[Dataset entries on figures]
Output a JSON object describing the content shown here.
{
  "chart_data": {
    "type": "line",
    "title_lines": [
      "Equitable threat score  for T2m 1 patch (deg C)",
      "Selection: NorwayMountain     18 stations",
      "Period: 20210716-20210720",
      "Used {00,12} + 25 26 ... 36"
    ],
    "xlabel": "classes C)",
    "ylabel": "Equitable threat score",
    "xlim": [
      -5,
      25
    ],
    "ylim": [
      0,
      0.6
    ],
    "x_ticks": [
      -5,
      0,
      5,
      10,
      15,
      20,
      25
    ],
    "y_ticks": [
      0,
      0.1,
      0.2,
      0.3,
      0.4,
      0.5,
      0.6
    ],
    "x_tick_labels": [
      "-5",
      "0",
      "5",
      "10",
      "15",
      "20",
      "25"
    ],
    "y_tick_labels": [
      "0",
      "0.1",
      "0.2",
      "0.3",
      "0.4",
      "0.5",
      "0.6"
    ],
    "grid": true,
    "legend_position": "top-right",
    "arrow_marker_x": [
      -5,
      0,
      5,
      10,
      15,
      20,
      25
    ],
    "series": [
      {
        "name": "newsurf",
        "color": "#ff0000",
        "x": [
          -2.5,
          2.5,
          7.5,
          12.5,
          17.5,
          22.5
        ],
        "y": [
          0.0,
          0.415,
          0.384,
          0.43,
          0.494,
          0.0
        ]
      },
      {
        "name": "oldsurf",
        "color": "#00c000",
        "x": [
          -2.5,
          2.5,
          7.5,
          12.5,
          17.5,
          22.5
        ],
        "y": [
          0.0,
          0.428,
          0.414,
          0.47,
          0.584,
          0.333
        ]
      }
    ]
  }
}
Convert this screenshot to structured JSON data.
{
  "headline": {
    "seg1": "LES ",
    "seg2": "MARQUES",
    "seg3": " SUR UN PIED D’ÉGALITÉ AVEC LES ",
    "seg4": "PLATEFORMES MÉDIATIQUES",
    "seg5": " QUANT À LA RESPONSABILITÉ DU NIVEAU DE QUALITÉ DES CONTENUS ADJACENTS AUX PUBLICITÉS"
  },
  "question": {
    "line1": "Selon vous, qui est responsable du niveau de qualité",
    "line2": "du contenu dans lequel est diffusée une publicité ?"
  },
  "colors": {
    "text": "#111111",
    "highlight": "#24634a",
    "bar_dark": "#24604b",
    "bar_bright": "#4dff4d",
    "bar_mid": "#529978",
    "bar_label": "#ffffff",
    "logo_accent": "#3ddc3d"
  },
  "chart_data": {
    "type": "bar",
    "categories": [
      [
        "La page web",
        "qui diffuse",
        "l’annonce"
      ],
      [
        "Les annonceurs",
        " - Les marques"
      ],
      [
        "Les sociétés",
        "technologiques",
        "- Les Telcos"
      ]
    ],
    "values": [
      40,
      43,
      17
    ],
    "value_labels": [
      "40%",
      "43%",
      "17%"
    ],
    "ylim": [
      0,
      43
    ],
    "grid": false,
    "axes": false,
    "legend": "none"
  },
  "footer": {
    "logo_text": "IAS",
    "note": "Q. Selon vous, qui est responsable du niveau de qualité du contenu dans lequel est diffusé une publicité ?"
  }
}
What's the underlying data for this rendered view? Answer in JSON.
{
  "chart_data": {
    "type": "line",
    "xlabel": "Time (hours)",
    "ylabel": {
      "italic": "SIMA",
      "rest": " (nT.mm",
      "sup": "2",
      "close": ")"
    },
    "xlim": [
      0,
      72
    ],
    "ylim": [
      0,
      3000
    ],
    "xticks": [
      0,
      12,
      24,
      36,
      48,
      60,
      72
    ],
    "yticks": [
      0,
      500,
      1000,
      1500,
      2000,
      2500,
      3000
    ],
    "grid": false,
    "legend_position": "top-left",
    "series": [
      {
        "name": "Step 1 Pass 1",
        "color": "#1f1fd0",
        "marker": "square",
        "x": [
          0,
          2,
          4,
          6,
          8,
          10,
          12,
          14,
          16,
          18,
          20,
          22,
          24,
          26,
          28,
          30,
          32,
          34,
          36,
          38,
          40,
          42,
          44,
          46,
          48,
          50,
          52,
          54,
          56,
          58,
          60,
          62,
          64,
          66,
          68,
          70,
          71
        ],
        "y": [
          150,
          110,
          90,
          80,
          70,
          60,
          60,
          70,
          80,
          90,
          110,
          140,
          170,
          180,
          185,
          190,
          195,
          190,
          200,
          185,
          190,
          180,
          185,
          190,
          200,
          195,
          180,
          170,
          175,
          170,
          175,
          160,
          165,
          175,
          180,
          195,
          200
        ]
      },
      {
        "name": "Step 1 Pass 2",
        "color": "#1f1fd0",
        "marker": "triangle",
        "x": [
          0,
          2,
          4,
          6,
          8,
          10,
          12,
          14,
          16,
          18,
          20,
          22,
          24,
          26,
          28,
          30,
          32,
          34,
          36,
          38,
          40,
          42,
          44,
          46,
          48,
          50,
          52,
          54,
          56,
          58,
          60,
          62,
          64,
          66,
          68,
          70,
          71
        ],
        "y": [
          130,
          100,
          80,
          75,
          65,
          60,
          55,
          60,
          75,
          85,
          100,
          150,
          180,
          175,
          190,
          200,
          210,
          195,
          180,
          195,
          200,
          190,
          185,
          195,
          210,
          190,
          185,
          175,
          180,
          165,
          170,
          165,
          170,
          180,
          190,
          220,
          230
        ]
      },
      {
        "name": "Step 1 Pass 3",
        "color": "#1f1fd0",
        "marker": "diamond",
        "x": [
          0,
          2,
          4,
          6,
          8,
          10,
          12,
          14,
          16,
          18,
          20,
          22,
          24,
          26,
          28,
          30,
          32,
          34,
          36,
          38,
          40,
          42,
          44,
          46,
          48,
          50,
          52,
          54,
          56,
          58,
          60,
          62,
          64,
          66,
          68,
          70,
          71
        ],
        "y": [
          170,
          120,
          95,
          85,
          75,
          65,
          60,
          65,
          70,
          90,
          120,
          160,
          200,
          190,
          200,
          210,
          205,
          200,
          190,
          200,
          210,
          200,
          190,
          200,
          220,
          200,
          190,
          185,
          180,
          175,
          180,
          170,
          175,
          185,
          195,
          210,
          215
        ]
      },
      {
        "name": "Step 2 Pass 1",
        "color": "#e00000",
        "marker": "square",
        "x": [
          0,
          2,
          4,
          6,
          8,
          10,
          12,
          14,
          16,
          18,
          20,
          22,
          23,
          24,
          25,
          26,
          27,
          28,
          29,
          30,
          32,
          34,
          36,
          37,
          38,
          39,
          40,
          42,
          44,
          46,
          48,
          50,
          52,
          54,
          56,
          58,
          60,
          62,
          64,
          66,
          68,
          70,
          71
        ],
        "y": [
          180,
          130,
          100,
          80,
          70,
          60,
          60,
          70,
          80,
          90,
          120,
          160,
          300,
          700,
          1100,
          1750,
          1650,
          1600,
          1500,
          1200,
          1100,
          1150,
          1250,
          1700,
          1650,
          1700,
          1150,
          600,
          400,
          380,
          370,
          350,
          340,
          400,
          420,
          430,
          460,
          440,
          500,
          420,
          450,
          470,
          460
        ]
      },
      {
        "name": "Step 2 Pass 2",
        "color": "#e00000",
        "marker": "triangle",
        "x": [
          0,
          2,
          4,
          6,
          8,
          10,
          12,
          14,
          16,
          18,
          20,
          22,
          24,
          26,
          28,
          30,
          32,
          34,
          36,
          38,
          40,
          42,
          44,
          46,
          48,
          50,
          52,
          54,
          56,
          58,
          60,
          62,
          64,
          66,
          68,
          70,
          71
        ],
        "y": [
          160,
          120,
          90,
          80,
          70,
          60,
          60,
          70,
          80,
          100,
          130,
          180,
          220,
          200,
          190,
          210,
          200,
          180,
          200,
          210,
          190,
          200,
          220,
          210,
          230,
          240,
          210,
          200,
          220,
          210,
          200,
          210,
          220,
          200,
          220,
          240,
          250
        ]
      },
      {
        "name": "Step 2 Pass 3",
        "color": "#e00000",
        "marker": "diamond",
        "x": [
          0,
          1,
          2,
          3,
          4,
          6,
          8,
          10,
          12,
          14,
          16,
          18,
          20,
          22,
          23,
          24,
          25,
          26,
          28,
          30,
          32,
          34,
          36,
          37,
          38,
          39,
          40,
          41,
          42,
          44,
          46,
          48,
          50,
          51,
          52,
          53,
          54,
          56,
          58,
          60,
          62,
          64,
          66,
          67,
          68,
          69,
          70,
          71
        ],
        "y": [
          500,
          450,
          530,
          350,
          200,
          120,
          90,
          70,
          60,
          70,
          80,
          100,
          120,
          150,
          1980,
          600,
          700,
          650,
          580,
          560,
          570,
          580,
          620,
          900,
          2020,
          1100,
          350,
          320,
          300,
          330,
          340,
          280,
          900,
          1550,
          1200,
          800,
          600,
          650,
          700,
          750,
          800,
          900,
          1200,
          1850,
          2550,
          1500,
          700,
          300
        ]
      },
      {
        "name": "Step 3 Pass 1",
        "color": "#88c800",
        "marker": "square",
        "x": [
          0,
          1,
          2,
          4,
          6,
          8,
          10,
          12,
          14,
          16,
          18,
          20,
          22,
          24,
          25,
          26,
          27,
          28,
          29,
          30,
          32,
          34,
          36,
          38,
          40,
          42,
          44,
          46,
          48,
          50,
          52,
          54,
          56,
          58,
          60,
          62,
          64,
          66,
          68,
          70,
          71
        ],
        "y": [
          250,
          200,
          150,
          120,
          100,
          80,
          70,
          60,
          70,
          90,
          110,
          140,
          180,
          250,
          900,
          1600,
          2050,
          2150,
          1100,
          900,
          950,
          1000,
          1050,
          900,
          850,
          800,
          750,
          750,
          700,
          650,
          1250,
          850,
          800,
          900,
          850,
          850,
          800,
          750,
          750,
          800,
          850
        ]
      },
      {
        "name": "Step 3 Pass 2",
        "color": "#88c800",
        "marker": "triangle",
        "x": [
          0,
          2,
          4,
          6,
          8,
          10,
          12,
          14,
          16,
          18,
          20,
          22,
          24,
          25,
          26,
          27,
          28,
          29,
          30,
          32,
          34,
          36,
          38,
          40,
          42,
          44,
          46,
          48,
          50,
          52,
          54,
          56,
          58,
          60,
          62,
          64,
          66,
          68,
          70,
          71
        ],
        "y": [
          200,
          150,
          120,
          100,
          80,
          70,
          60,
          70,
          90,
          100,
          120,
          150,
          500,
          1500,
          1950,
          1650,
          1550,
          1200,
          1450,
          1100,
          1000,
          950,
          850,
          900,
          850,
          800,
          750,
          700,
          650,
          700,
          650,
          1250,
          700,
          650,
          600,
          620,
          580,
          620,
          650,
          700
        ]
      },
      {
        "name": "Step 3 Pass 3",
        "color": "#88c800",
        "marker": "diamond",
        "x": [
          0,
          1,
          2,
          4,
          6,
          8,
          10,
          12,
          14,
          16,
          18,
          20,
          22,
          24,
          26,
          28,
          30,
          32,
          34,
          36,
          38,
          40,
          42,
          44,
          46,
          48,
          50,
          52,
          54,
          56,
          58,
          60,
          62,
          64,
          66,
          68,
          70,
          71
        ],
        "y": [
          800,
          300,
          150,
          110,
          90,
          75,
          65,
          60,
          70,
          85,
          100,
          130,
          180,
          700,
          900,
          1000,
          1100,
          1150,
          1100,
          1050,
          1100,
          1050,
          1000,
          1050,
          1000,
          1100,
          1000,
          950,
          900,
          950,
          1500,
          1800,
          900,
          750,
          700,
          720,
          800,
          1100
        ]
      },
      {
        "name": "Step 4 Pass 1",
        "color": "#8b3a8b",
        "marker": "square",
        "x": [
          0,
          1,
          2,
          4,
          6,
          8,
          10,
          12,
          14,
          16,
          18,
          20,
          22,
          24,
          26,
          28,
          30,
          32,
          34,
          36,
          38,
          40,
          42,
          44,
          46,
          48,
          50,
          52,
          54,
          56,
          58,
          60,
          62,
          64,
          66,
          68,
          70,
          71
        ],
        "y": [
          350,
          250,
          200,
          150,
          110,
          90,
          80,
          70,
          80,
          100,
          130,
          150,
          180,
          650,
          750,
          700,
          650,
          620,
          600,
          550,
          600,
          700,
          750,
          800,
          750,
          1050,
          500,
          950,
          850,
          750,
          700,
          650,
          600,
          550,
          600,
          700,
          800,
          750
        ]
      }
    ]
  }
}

Requirements: All lines holding the word "Equitable" should be picked out and copied.

Solution:
      "Equitable threat score  for T2m 1 patch (deg C)",
    "ylabel": "Equitable threat score",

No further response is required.